[BEGIN Data shown]

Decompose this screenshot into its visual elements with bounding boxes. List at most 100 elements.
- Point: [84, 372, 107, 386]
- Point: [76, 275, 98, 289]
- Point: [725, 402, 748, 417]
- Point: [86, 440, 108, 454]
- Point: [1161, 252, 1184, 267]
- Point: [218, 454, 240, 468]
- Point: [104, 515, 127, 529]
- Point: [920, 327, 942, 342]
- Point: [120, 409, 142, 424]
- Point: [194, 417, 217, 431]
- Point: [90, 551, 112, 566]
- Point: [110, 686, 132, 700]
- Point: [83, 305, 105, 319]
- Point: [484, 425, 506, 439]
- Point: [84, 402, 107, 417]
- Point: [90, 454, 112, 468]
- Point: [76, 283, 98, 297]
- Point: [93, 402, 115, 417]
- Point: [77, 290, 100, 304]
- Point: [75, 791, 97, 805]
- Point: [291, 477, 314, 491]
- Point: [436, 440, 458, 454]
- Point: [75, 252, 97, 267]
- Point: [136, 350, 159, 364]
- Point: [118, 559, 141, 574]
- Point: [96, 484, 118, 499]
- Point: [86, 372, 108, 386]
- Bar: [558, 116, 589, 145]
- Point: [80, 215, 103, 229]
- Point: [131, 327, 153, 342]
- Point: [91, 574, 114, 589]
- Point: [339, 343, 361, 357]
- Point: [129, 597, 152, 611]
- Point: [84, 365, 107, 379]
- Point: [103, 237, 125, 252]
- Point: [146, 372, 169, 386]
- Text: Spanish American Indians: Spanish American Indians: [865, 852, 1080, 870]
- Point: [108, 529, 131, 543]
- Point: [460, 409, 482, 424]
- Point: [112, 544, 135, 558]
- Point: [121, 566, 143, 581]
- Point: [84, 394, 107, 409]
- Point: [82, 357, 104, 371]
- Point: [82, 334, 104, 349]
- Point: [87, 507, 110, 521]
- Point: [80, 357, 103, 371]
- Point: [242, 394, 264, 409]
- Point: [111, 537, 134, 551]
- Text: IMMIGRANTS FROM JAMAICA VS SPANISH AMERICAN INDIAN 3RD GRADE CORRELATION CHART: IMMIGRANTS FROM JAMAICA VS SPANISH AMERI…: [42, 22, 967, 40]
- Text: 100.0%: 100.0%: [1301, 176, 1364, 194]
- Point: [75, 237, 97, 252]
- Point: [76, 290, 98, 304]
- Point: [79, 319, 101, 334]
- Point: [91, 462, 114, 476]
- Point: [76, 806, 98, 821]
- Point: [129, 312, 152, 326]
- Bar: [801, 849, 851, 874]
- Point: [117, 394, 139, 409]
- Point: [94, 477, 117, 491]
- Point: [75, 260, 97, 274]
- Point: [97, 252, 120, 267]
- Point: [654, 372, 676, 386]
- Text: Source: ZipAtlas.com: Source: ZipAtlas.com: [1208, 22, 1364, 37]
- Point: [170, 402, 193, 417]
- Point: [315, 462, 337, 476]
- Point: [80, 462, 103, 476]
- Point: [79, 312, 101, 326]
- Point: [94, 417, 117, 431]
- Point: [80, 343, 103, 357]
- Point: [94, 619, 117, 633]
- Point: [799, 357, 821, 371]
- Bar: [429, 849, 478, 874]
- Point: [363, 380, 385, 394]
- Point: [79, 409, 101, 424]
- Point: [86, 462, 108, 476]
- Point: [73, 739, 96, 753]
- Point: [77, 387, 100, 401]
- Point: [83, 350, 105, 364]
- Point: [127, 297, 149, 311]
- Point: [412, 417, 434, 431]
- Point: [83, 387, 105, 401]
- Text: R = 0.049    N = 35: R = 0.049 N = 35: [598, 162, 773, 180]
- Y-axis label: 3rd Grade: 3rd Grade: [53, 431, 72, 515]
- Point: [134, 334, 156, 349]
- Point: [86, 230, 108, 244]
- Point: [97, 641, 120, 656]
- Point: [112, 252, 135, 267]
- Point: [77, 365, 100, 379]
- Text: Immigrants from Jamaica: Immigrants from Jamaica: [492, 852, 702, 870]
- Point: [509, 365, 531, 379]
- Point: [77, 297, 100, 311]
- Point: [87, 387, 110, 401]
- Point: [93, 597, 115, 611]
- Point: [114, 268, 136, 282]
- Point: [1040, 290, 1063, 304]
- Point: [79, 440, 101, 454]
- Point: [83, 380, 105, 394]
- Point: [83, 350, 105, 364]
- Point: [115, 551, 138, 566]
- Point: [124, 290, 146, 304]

[END Data shown]

Put the lines above into a JSON list of strings, one string per line with blank lines omitted, starting at the very first line and ending after the line that contains "- Point: [86, 372, 108, 386]".

* [Answer to the problem]:
[
  "Decompose this screenshot into its visual elements with bounding boxes. List at most 100 elements.",
  "- Point: [84, 372, 107, 386]",
  "- Point: [76, 275, 98, 289]",
  "- Point: [725, 402, 748, 417]",
  "- Point: [86, 440, 108, 454]",
  "- Point: [1161, 252, 1184, 267]",
  "- Point: [218, 454, 240, 468]",
  "- Point: [104, 515, 127, 529]",
  "- Point: [920, 327, 942, 342]",
  "- Point: [120, 409, 142, 424]",
  "- Point: [194, 417, 217, 431]",
  "- Point: [90, 551, 112, 566]",
  "- Point: [110, 686, 132, 700]",
  "- Point: [83, 305, 105, 319]",
  "- Point: [484, 425, 506, 439]",
  "- Point: [84, 402, 107, 417]",
  "- Point: [90, 454, 112, 468]",
  "- Point: [76, 283, 98, 297]",
  "- Point: [93, 402, 115, 417]",
  "- Point: [77, 290, 100, 304]",
  "- Point: [75, 791, 97, 805]",
  "- Point: [291, 477, 314, 491]",
  "- Point: [436, 440, 458, 454]",
  "- Point: [75, 252, 97, 267]",
  "- Point: [136, 350, 159, 364]",
  "- Point: [118, 559, 141, 574]",
  "- Point: [96, 484, 118, 499]",
  "- Point: [86, 372, 108, 386]"
]